◆ EXERCISE DESCRIPTION ◆
Output every line of the material exactly, omitting images.

◆ RECORDS ◆
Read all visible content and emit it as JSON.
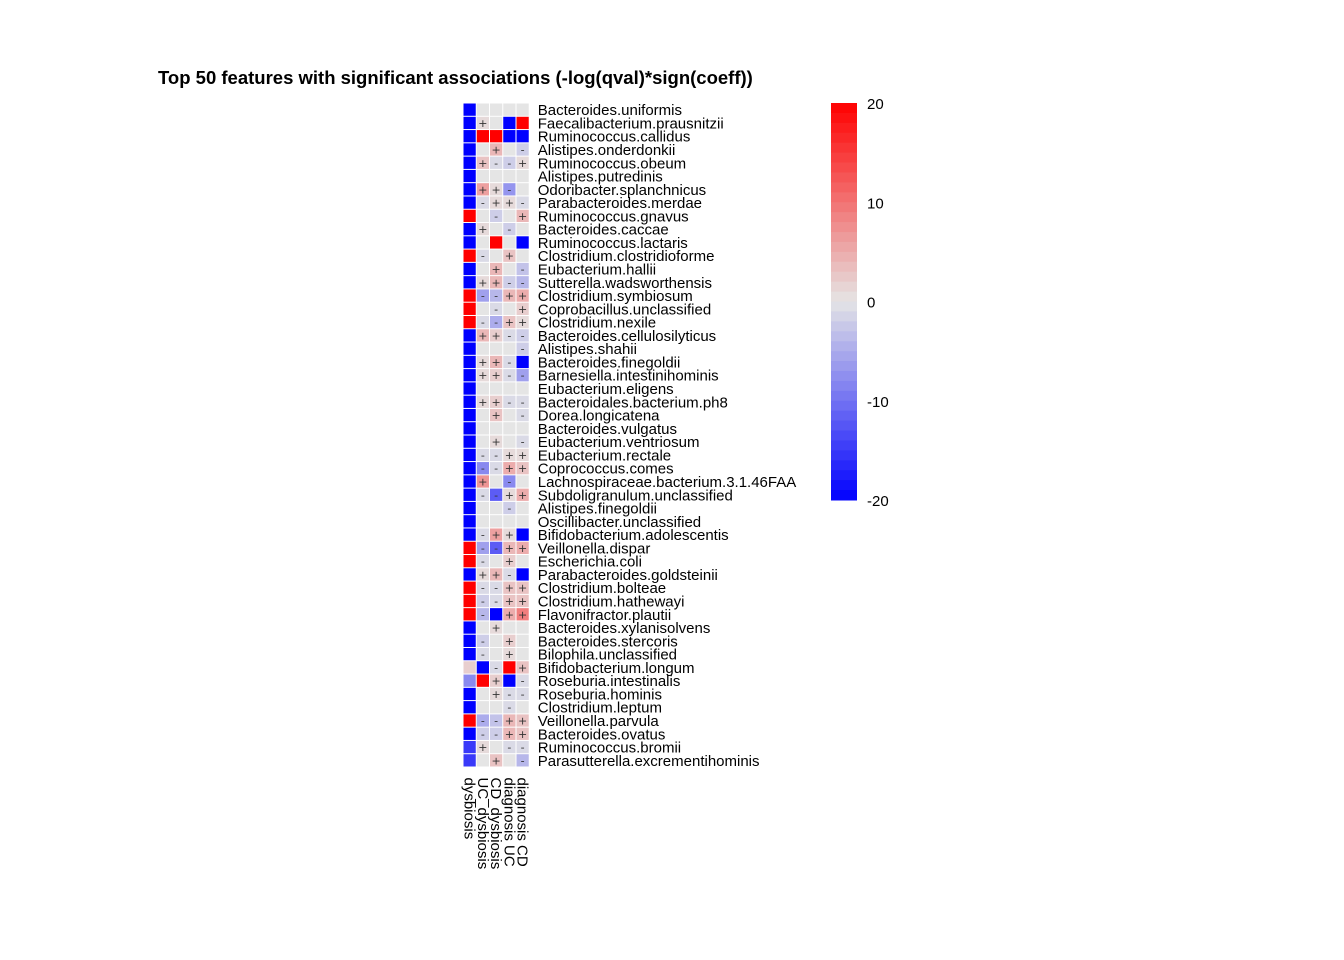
{
  "chart_data": {
    "type": "heatmap",
    "title": "Top 50 features with significant associations (-log(qval)*sign(coeff))",
    "columns": [
      "dysbiosis",
      "UC_dysbiosis",
      "CD_dysbiosis",
      "diagnosis UC",
      "diagnosis CD"
    ],
    "rows": [
      "Bacteroides.uniformis",
      "Faecalibacterium.prausnitzii",
      "Ruminococcus.callidus",
      "Alistipes.onderdonkii",
      "Ruminococcus.obeum",
      "Alistipes.putredinis",
      "Odoribacter.splanchnicus",
      "Parabacteroides.merdae",
      "Ruminococcus.gnavus",
      "Bacteroides.caccae",
      "Ruminococcus.lactaris",
      "Clostridium.clostridioforme",
      "Eubacterium.hallii",
      "Sutterella.wadsworthensis",
      "Clostridium.symbiosum",
      "Coprobacillus.unclassified",
      "Clostridium.nexile",
      "Bacteroides.cellulosilyticus",
      "Alistipes.shahii",
      "Bacteroides.finegoldii",
      "Barnesiella.intestinihominis",
      "Eubacterium.eligens",
      "Bacteroidales.bacterium.ph8",
      "Dorea.longicatena",
      "Bacteroides.vulgatus",
      "Eubacterium.ventriosum",
      "Eubacterium.rectale",
      "Coprococcus.comes",
      "Lachnospiraceae.bacterium.3.1.46FAA",
      "Subdoligranulum.unclassified",
      "Alistipes.finegoldii",
      "Oscillibacter.unclassified",
      "Bifidobacterium.adolescentis",
      "Veillonella.dispar",
      "Escherichia.coli",
      "Parabacteroides.goldsteinii",
      "Clostridium.bolteae",
      "Clostridium.hathewayi",
      "Flavonifractor.plautii",
      "Bacteroides.xylanisolvens",
      "Bacteroides.stercoris",
      "Bilophila.unclassified",
      "Bifidobacterium.longum",
      "Roseburia.intestinalis",
      "Roseburia.hominis",
      "Clostridium.leptum",
      "Veillonella.parvula",
      "Bacteroides.ovatus",
      "Ruminococcus.bromii",
      "Parasutterella.excrementihominis"
    ],
    "values": [
      [
        -20,
        0,
        0,
        0,
        0
      ],
      [
        -20,
        1,
        0,
        -20,
        20
      ],
      [
        -20,
        20,
        20,
        -20,
        -20
      ],
      [
        -20,
        0,
        4,
        0,
        -2
      ],
      [
        -20,
        3,
        -1,
        -2,
        1
      ],
      [
        -20,
        0,
        0,
        0,
        0
      ],
      [
        -20,
        6,
        1,
        -7,
        0
      ],
      [
        -20,
        -1,
        1,
        1,
        -1
      ],
      [
        20,
        0,
        -2,
        0,
        4
      ],
      [
        -20,
        1,
        0,
        -2,
        0
      ],
      [
        -20,
        0,
        20,
        0,
        -20
      ],
      [
        20,
        -1,
        0,
        3,
        0
      ],
      [
        -20,
        0,
        4,
        0,
        -3
      ],
      [
        -20,
        1,
        4,
        -2,
        -4
      ],
      [
        20,
        -6,
        -4,
        4,
        5
      ],
      [
        20,
        0,
        -1,
        0,
        2
      ],
      [
        20,
        -1,
        -5,
        3,
        1
      ],
      [
        -20,
        4,
        2,
        -1,
        -2
      ],
      [
        -20,
        0,
        0,
        0,
        -2
      ],
      [
        -20,
        1,
        4,
        -1,
        -20
      ],
      [
        -20,
        1,
        2,
        -1,
        -6
      ],
      [
        -20,
        0,
        0,
        0,
        0
      ],
      [
        -20,
        1,
        2,
        -1,
        -1
      ],
      [
        -20,
        0,
        3,
        0,
        -1
      ],
      [
        -20,
        0,
        0,
        0,
        0
      ],
      [
        -20,
        0,
        1,
        0,
        -1
      ],
      [
        -20,
        -1,
        -1,
        1,
        1
      ],
      [
        -20,
        -8,
        -1,
        5,
        3
      ],
      [
        -20,
        7,
        0,
        -8,
        0
      ],
      [
        -20,
        -1,
        -12,
        1,
        5
      ],
      [
        -20,
        0,
        0,
        -2,
        0
      ],
      [
        -20,
        0,
        0,
        0,
        0
      ],
      [
        -20,
        -1,
        6,
        1,
        -20
      ],
      [
        20,
        -6,
        -12,
        4,
        5
      ],
      [
        20,
        -1,
        0,
        2,
        0
      ],
      [
        -20,
        1,
        4,
        -1,
        -20
      ],
      [
        20,
        -1,
        -1,
        3,
        3
      ],
      [
        20,
        -2,
        -1,
        3,
        3
      ],
      [
        20,
        -4,
        -20,
        5,
        9
      ],
      [
        -20,
        0,
        1,
        0,
        0
      ],
      [
        -20,
        -2,
        0,
        2,
        0
      ],
      [
        -20,
        -1,
        0,
        1,
        0
      ],
      [
        2,
        -20,
        -1,
        20,
        3
      ],
      [
        -8,
        20,
        2,
        -20,
        -1
      ],
      [
        -20,
        0,
        1,
        -1,
        -1
      ],
      [
        -20,
        0,
        0,
        -1,
        0
      ],
      [
        20,
        -5,
        -3,
        4,
        3
      ],
      [
        -20,
        -2,
        -2,
        4,
        3
      ],
      [
        -15,
        1,
        0,
        -1,
        -1
      ],
      [
        -15,
        0,
        3,
        0,
        -4
      ]
    ],
    "value_range": [
      -20,
      20
    ],
    "colorbar_ticks": [
      20,
      10,
      0,
      -10,
      -20
    ],
    "significance_marks": [
      "+",
      "-"
    ],
    "colors": {
      "low": "#0000ff",
      "mid": "#e5e5e5",
      "high": "#ff0000"
    },
    "legend_position": "right"
  }
}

◆ SOLUTION ◆
Read all visible content and emit it as JSON.
{
  "chart_data": {
    "type": "heatmap",
    "title": "Top 50 features with significant associations (-log(qval)*sign(coeff))",
    "columns": [
      "dysbiosis",
      "UC_dysbiosis",
      "CD_dysbiosis",
      "diagnosis UC",
      "diagnosis CD"
    ],
    "rows": [
      "Bacteroides.uniformis",
      "Faecalibacterium.prausnitzii",
      "Ruminococcus.callidus",
      "Alistipes.onderdonkii",
      "Ruminococcus.obeum",
      "Alistipes.putredinis",
      "Odoribacter.splanchnicus",
      "Parabacteroides.merdae",
      "Ruminococcus.gnavus",
      "Bacteroides.caccae",
      "Ruminococcus.lactaris",
      "Clostridium.clostridioforme",
      "Eubacterium.hallii",
      "Sutterella.wadsworthensis",
      "Clostridium.symbiosum",
      "Coprobacillus.unclassified",
      "Clostridium.nexile",
      "Bacteroides.cellulosilyticus",
      "Alistipes.shahii",
      "Bacteroides.finegoldii",
      "Barnesiella.intestinihominis",
      "Eubacterium.eligens",
      "Bacteroidales.bacterium.ph8",
      "Dorea.longicatena",
      "Bacteroides.vulgatus",
      "Eubacterium.ventriosum",
      "Eubacterium.rectale",
      "Coprococcus.comes",
      "Lachnospiraceae.bacterium.3.1.46FAA",
      "Subdoligranulum.unclassified",
      "Alistipes.finegoldii",
      "Oscillibacter.unclassified",
      "Bifidobacterium.adolescentis",
      "Veillonella.dispar",
      "Escherichia.coli",
      "Parabacteroides.goldsteinii",
      "Clostridium.bolteae",
      "Clostridium.hathewayi",
      "Flavonifractor.plautii",
      "Bacteroides.xylanisolvens",
      "Bacteroides.stercoris",
      "Bilophila.unclassified",
      "Bifidobacterium.longum",
      "Roseburia.intestinalis",
      "Roseburia.hominis",
      "Clostridium.leptum",
      "Veillonella.parvula",
      "Bacteroides.ovatus",
      "Ruminococcus.bromii",
      "Parasutterella.excrementihominis"
    ],
    "values": [
      [
        -20,
        0,
        0,
        0,
        0
      ],
      [
        -20,
        1,
        0,
        -20,
        20
      ],
      [
        -20,
        20,
        20,
        -20,
        -20
      ],
      [
        -20,
        0,
        4,
        0,
        -2
      ],
      [
        -20,
        3,
        -1,
        -2,
        1
      ],
      [
        -20,
        0,
        0,
        0,
        0
      ],
      [
        -20,
        6,
        1,
        -7,
        0
      ],
      [
        -20,
        -1,
        1,
        1,
        -1
      ],
      [
        20,
        0,
        -2,
        0,
        4
      ],
      [
        -20,
        1,
        0,
        -2,
        0
      ],
      [
        -20,
        0,
        20,
        0,
        -20
      ],
      [
        20,
        -1,
        0,
        3,
        0
      ],
      [
        -20,
        0,
        4,
        0,
        -3
      ],
      [
        -20,
        1,
        4,
        -2,
        -4
      ],
      [
        20,
        -6,
        -4,
        4,
        5
      ],
      [
        20,
        0,
        -1,
        0,
        2
      ],
      [
        20,
        -1,
        -5,
        3,
        1
      ],
      [
        -20,
        4,
        2,
        -1,
        -2
      ],
      [
        -20,
        0,
        0,
        0,
        -2
      ],
      [
        -20,
        1,
        4,
        -1,
        -20
      ],
      [
        -20,
        1,
        2,
        -1,
        -6
      ],
      [
        -20,
        0,
        0,
        0,
        0
      ],
      [
        -20,
        1,
        2,
        -1,
        -1
      ],
      [
        -20,
        0,
        3,
        0,
        -1
      ],
      [
        -20,
        0,
        0,
        0,
        0
      ],
      [
        -20,
        0,
        1,
        0,
        -1
      ],
      [
        -20,
        -1,
        -1,
        1,
        1
      ],
      [
        -20,
        -8,
        -1,
        5,
        3
      ],
      [
        -20,
        7,
        0,
        -8,
        0
      ],
      [
        -20,
        -1,
        -12,
        1,
        5
      ],
      [
        -20,
        0,
        0,
        -2,
        0
      ],
      [
        -20,
        0,
        0,
        0,
        0
      ],
      [
        -20,
        -1,
        6,
        1,
        -20
      ],
      [
        20,
        -6,
        -12,
        4,
        5
      ],
      [
        20,
        -1,
        0,
        2,
        0
      ],
      [
        -20,
        1,
        4,
        -1,
        -20
      ],
      [
        20,
        -1,
        -1,
        3,
        3
      ],
      [
        20,
        -2,
        -1,
        3,
        3
      ],
      [
        20,
        -4,
        -20,
        5,
        9
      ],
      [
        -20,
        0,
        1,
        0,
        0
      ],
      [
        -20,
        -2,
        0,
        2,
        0
      ],
      [
        -20,
        -1,
        0,
        1,
        0
      ],
      [
        2,
        -20,
        -1,
        20,
        3
      ],
      [
        -8,
        20,
        2,
        -20,
        -1
      ],
      [
        -20,
        0,
        1,
        -1,
        -1
      ],
      [
        -20,
        0,
        0,
        -1,
        0
      ],
      [
        20,
        -5,
        -3,
        4,
        3
      ],
      [
        -20,
        -2,
        -2,
        4,
        3
      ],
      [
        -15,
        1,
        0,
        -1,
        -1
      ],
      [
        -15,
        0,
        3,
        0,
        -4
      ]
    ],
    "value_range": [
      -20,
      20
    ],
    "colorbar_ticks": [
      20,
      10,
      0,
      -10,
      -20
    ],
    "significance_marks": [
      "+",
      "-"
    ],
    "colors": {
      "low": "#0000ff",
      "mid": "#e5e5e5",
      "high": "#ff0000"
    },
    "legend_position": "right"
  }
}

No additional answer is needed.